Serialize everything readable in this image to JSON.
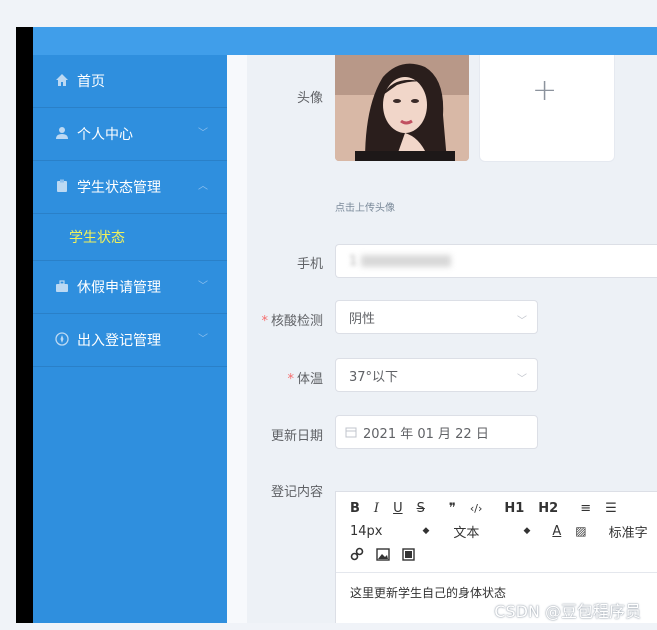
{
  "sidebar": {
    "items": [
      {
        "label": "首页",
        "icon": "home-icon",
        "has_chevron": false
      },
      {
        "label": "个人中心",
        "icon": "user-icon",
        "has_chevron": true
      },
      {
        "label": "学生状态管理",
        "icon": "clipboard-icon",
        "has_chevron": true,
        "expanded": true
      },
      {
        "label": "休假申请管理",
        "icon": "briefcase-icon",
        "has_chevron": true
      },
      {
        "label": "出入登记管理",
        "icon": "compass-icon",
        "has_chevron": true
      }
    ],
    "submenu": {
      "label": "学生状态",
      "active": true
    }
  },
  "form": {
    "avatar_label": "头像",
    "upload_hint": "点击上传头像",
    "upload_plus": "+",
    "phone_label": "手机",
    "phone_value": "1",
    "nucleic_label": "核酸检测",
    "nucleic_value": "阴性",
    "temp_label": "体温",
    "temp_value": "37°以下",
    "date_label": "更新日期",
    "date_value": "2021 年 01 月 22 日",
    "content_label": "登记内容",
    "required_mark": "*"
  },
  "editor": {
    "toolbar_row1": [
      "B",
      "I",
      "U",
      "S",
      "❞",
      "‹/›",
      "H1",
      "H2",
      "≡",
      "☰"
    ],
    "font_size": "14px",
    "font_family": "文本",
    "text_color_btn": "A",
    "standard_label": "标准字",
    "content": "这里更新学生自己的身体状态"
  },
  "watermark": "CSDN @豆包程序员",
  "colors": {
    "sidebar_bg": "#2f8fde",
    "topbar_bg": "#409eea",
    "submenu_active": "#f2f25a",
    "required": "#f56c6c"
  }
}
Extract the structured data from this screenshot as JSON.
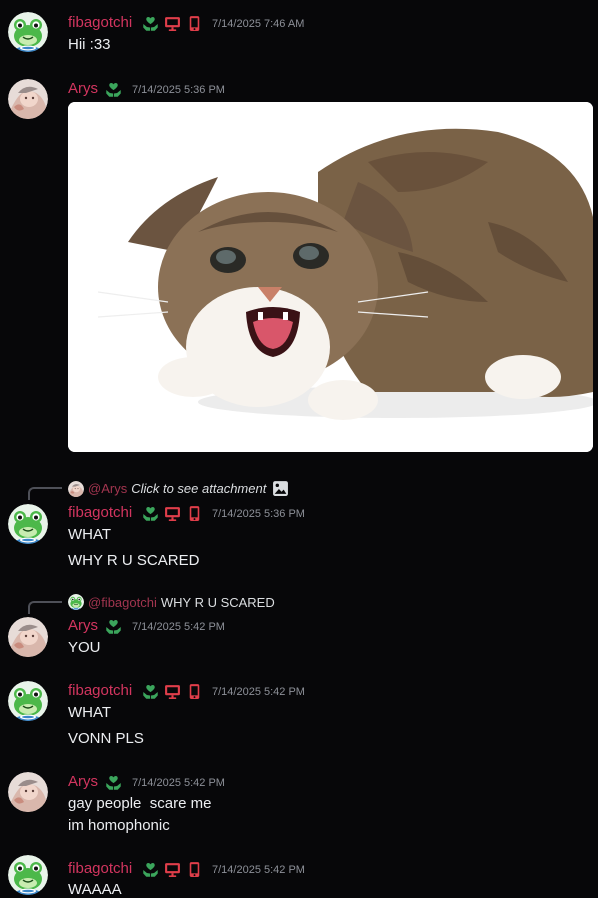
{
  "colors": {
    "background": "#070709",
    "username": "#d2355f",
    "timestamp": "#8d9098",
    "text": "#eceef1",
    "badge_green": "#3ba55c",
    "badge_red": "#e03e4a"
  },
  "users": {
    "fibagotchi": {
      "name": "fibagotchi",
      "badges": [
        "heart-hands-badge-icon",
        "desktop-icon",
        "mobile-icon"
      ]
    },
    "arys": {
      "name": "Arys",
      "badges": [
        "heart-hands-badge-icon"
      ]
    }
  },
  "messages": [
    {
      "author": "fibagotchi",
      "timestamp": "7/14/2025 7:46 AM",
      "lines": [
        "Hii :33"
      ]
    },
    {
      "author": "Arys",
      "timestamp": "7/14/2025 5:36 PM",
      "attachment": "kitten-image"
    },
    {
      "author": "fibagotchi",
      "timestamp": "7/14/2025 5:36 PM",
      "reply": {
        "mention": "@Arys",
        "text": "Click to see attachment"
      },
      "lines": [
        "WHAT",
        "WHY R U SCARED"
      ]
    },
    {
      "author": "Arys",
      "timestamp": "7/14/2025 5:42 PM",
      "reply": {
        "mention": "@fibagotchi",
        "text": "WHY R U SCARED"
      },
      "lines": [
        "YOU"
      ]
    },
    {
      "author": "fibagotchi",
      "timestamp": "7/14/2025 5:42 PM",
      "lines": [
        "WHAT",
        "VONN PLS"
      ]
    },
    {
      "author": "Arys",
      "timestamp": "7/14/2025 5:42 PM",
      "lines": [
        "gay people  scare me",
        "im homophonic"
      ]
    },
    {
      "author": "fibagotchi",
      "timestamp": "7/14/2025 5:42 PM",
      "lines": [
        "WAAAA"
      ]
    }
  ]
}
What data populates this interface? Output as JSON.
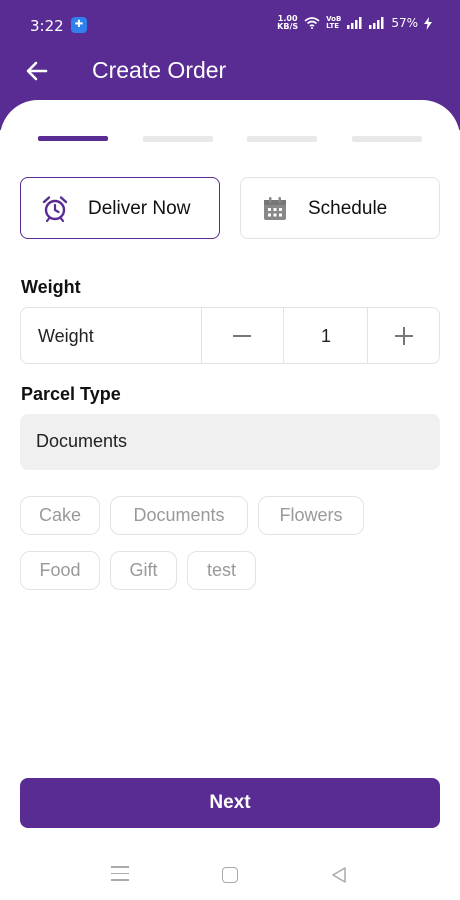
{
  "status_bar": {
    "time": "3:22",
    "speed_value": "1.00",
    "speed_unit": "KB/S",
    "volte_top": "VoB",
    "volte_bottom": "LTE",
    "battery": "57%"
  },
  "app_bar": {
    "title": "Create Order",
    "back_icon": "arrow-left-icon"
  },
  "steps": {
    "total": 4,
    "current": 1
  },
  "delivery_modes": [
    {
      "label": "Deliver Now",
      "icon": "alarm-clock-icon",
      "selected": true
    },
    {
      "label": "Schedule",
      "icon": "calendar-icon",
      "selected": false
    }
  ],
  "weight": {
    "section_label": "Weight",
    "field_label": "Weight",
    "quantity": "1"
  },
  "parcel": {
    "section_label": "Parcel Type",
    "value": "Documents",
    "chips": [
      "Cake",
      "Documents",
      "Flowers",
      "Food",
      "Gift",
      "test"
    ]
  },
  "next_button": "Next",
  "colors": {
    "primary": "#582c93",
    "field_bg": "#f0f0f0",
    "border": "#e3e3e3",
    "chip_text": "#999999"
  }
}
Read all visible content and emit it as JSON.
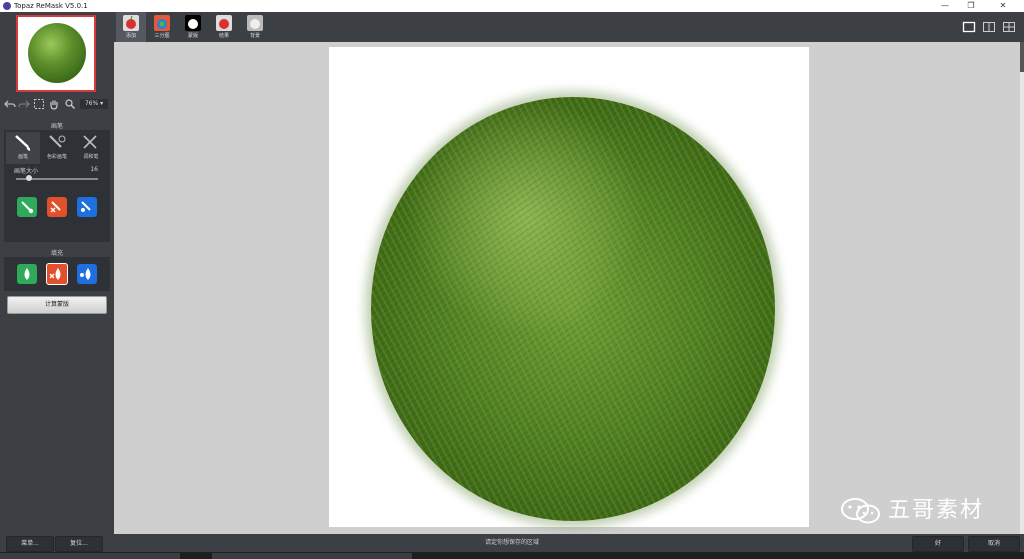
{
  "window": {
    "title": "Topaz ReMask V5.0.1",
    "minimize_glyph": "—",
    "restore_glyph": "❐",
    "close_glyph": "✕"
  },
  "left_panel": {
    "zoom_label": "76% ▾",
    "brush_section_label": "画笔",
    "brush_tools": [
      {
        "label": "画笔",
        "icon": "brush-icon"
      },
      {
        "label": "色彩画笔",
        "icon": "color-brush-icon"
      },
      {
        "label": "调和笔",
        "icon": "blend-brush-icon"
      }
    ],
    "brush_size_label": "画笔大小",
    "brush_size_value": "16",
    "brush_size_fraction": 0.16,
    "fill_section_label": "填充",
    "compute_button": "计算蒙版"
  },
  "top_tabs": [
    {
      "label": "添加",
      "icon": "apple-red-icon"
    },
    {
      "label": "三分图",
      "icon": "trimap-icon"
    },
    {
      "label": "蒙版",
      "icon": "apple-black-icon"
    },
    {
      "label": "结果",
      "icon": "apple-result-icon"
    },
    {
      "label": "背景",
      "icon": "background-icon"
    }
  ],
  "bottom_bar": {
    "menu_button": "菜单...",
    "reset_button": "复位...",
    "status_text": "请定你想保存的区域",
    "ok_button": "好",
    "cancel_button": "取消"
  },
  "watermark": {
    "text": "五哥素材"
  },
  "colors": {
    "panel": "#3c3f44",
    "canvas": "#cfcfcf",
    "keep_green": "#2faa5b",
    "drop_red": "#e0502a",
    "compute_blue": "#1f6fe0",
    "thumb_border": "#d83a3a"
  }
}
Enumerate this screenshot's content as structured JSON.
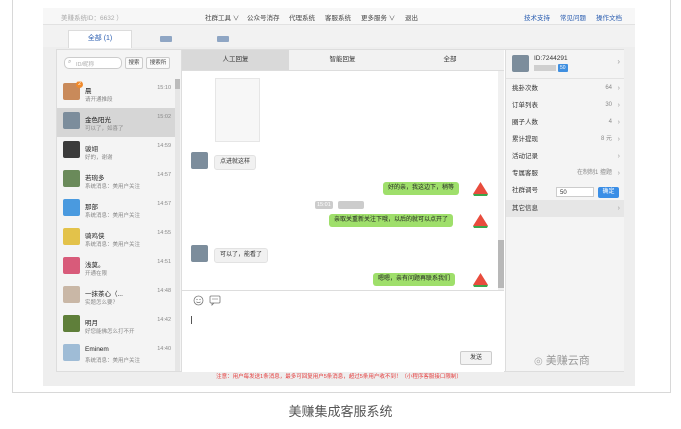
{
  "topbar": {
    "account": "美赚系统ID：6632 ）",
    "menus": [
      "社群工具 ∨",
      "公众号消存",
      "代理系统",
      "客服系统",
      "更多服务 ∨",
      "退出"
    ],
    "links": [
      "技术支持",
      "常见问题",
      "操作文档"
    ]
  },
  "tabs": {
    "active": "全部 (1)"
  },
  "left": {
    "search_placeholder": "ID/昵称",
    "search_button": "搜索",
    "more_button": "搜索所",
    "conversations": [
      {
        "name": "晨",
        "time": "15:10",
        "preview": "请开通推段",
        "badge": "2",
        "color": "#c98a5a",
        "selected": false
      },
      {
        "name": "金色阳光",
        "time": "15:02",
        "preview": "可以了，如喜了",
        "badge": "",
        "color": "#7c8d9c",
        "selected": true
      },
      {
        "name": "骏翊",
        "time": "14:59",
        "preview": "好的，谢谢",
        "badge": "",
        "color": "#3b3b3b",
        "selected": false
      },
      {
        "name": "若琬多",
        "time": "14:57",
        "preview": "系统消息：美用户关注",
        "badge": "",
        "color": "#6a8a5a",
        "selected": false
      },
      {
        "name": "那部",
        "time": "14:57",
        "preview": "系统消息：美用户关注",
        "badge": "",
        "color": "#4a9adf",
        "selected": false
      },
      {
        "name": "骑鸡侠",
        "time": "14:55",
        "preview": "系统消息：美用户关注",
        "badge": "",
        "color": "#e3c24a",
        "selected": false
      },
      {
        "name": "浅莫。",
        "time": "14:51",
        "preview": "开通在限",
        "badge": "",
        "color": "#d85b7a",
        "selected": false
      },
      {
        "name": "一抹茶心（...",
        "time": "14:48",
        "preview": "实题怎么要？",
        "badge": "",
        "color": "#c9b7a6",
        "selected": false
      },
      {
        "name": "明月",
        "time": "14:42",
        "preview": "好您能佛怎么打不开",
        "badge": "",
        "color": "#5f7f3a",
        "selected": false
      },
      {
        "name": "Eminem",
        "time": "14:40",
        "preview": "系统消息：美用户关注",
        "badge": "",
        "color": "#9fbcd6",
        "selected": false
      }
    ]
  },
  "middle": {
    "tabs": [
      "人工回复",
      "智能回复",
      "全部"
    ],
    "messages": [
      {
        "dir": "in",
        "text": "点进就这样"
      },
      {
        "dir": "out",
        "text": "好的亲，我这边下，稍等"
      },
      {
        "dir": "out",
        "text": "亲取关重新关注下哦，以后的就可以点开了"
      },
      {
        "dir": "in",
        "text": "可以了，能看了"
      },
      {
        "dir": "out",
        "text": "嗯嗯，亲有问题再联系我们"
      }
    ],
    "timestamp": "15:01",
    "send_label": "发送"
  },
  "right": {
    "user_id": "ID:7244291",
    "user_tag": "50",
    "rows": [
      {
        "label": "挑卦次数",
        "value": "64"
      },
      {
        "label": "订单列表",
        "value": "30"
      },
      {
        "label": "圈子人数",
        "value": "4"
      },
      {
        "label": "累计提现",
        "value": "8 元"
      },
      {
        "label": "活动记录",
        "value": ""
      },
      {
        "label": "专属客服",
        "value": "在制制1  擅题"
      },
      {
        "label": "社群调号",
        "value": ""
      },
      {
        "label": "其它信息",
        "value": ""
      }
    ],
    "community_value": "50",
    "confirm_label": "确定"
  },
  "notice": "注意：用户每发送1条消息，最多可回复用户5条消息，超过5条用户收不到！（小程序客服接口限制）",
  "watermark": "美赚云商",
  "caption": "美赚集成客服系统"
}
::::::
> [Problem]: Check all the records above and select each line where the string "watermark" is found.

> [Task response]:
  "watermark": "CSDN @豆包程序员",
  "watermark": {
  "watermark": "美赚云商",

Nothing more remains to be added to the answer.